TASK STATEMENT: State how many lines of the entries hold the string "Fúze", and output nothing but that count.

[Records about charts and figures]
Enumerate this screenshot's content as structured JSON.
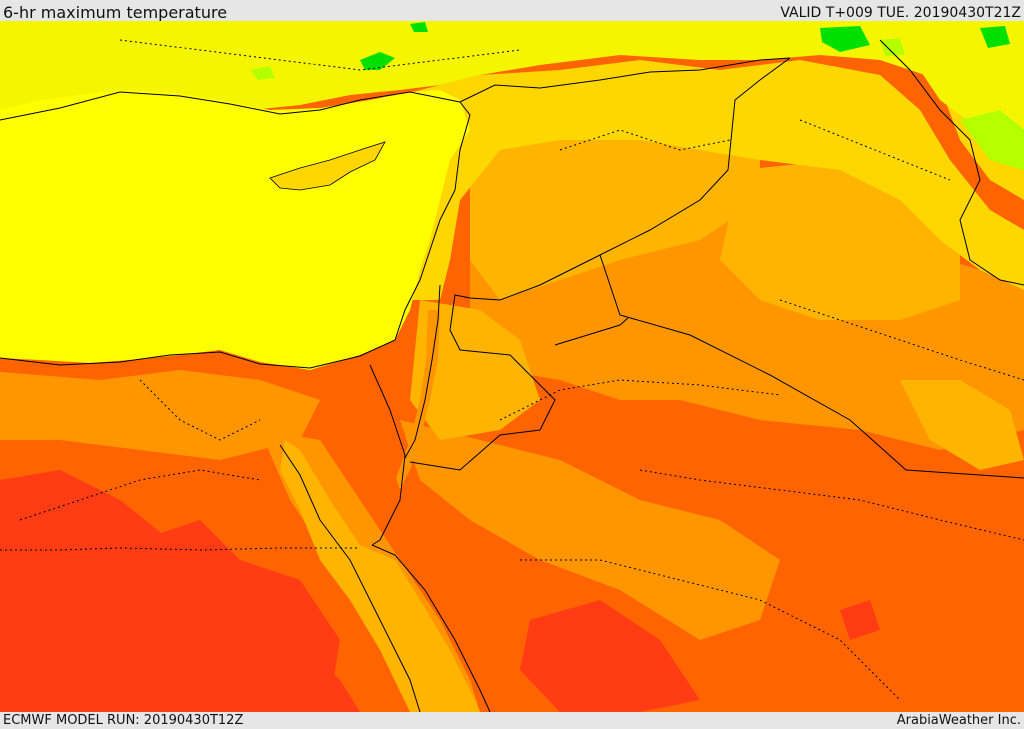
{
  "header": {
    "title": "6-hr maximum temperature",
    "valid_time": "VALID T+009 TUE. 20190430T21Z"
  },
  "footer": {
    "model_run": "ECMWF MODEL RUN: 20190430T12Z",
    "credit": "ArabiaWeather Inc."
  },
  "map": {
    "colors": {
      "sea": "#ffff00",
      "cool_land": "#f5f500",
      "yellow_orange": "#ffd700",
      "light_orange": "#ffb400",
      "orange": "#ff9600",
      "deep_orange": "#ff6400",
      "red_orange": "#ff3c14",
      "green": "#00e000",
      "light_green": "#b4ff00",
      "border": "#000000"
    }
  }
}
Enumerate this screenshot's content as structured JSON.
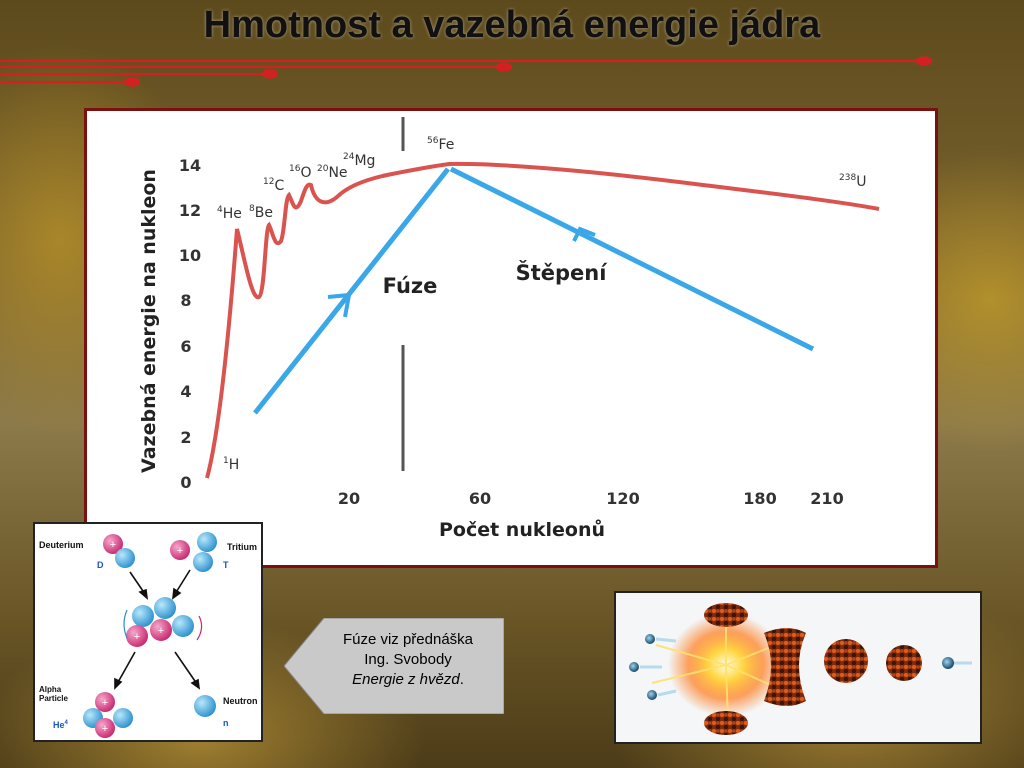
{
  "slide": {
    "title": "Hmotnost a vazebná energie jádra"
  },
  "chart_data": {
    "type": "line",
    "ylabel": "Vazebná energie na nukleon",
    "xlabel": "Počet nukleonů",
    "y_ticks": [
      "0",
      "2",
      "4",
      "6",
      "8",
      "10",
      "12",
      "14"
    ],
    "x_ticks": [
      "20",
      "60",
      "120",
      "180",
      "210"
    ],
    "ylim": [
      0,
      14
    ],
    "annotations": {
      "fusion": "Fúze",
      "fission": "Štěpení"
    },
    "nuclide_labels": [
      {
        "mass": "1",
        "symbol": "H"
      },
      {
        "mass": "4",
        "symbol": "He"
      },
      {
        "mass": "8",
        "symbol": "Be"
      },
      {
        "mass": "12",
        "symbol": "C"
      },
      {
        "mass": "16",
        "symbol": "O"
      },
      {
        "mass": "20",
        "symbol": "Ne"
      },
      {
        "mass": "24",
        "symbol": "Mg"
      },
      {
        "mass": "56",
        "symbol": "Fe"
      },
      {
        "mass": "238",
        "symbol": "U"
      }
    ],
    "series_color": "#d9534f",
    "arrow_color": "#3aa7e8"
  },
  "fusion_diagram": {
    "deuterium": "Deuterium",
    "d": "D",
    "tritium": "Tritium",
    "t": "T",
    "alpha_1": "Alpha",
    "alpha_2": "Particle",
    "he": "He",
    "he_sup": "4",
    "neutron": "Neutron",
    "n": "n",
    "plus": "+"
  },
  "callout": {
    "line1": "Fúze viz přednáška",
    "line2": "Ing. Svobody",
    "line3_em": "Energie z hvězd",
    "line3_end": "."
  }
}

RESPONSE TO THE TASK: 2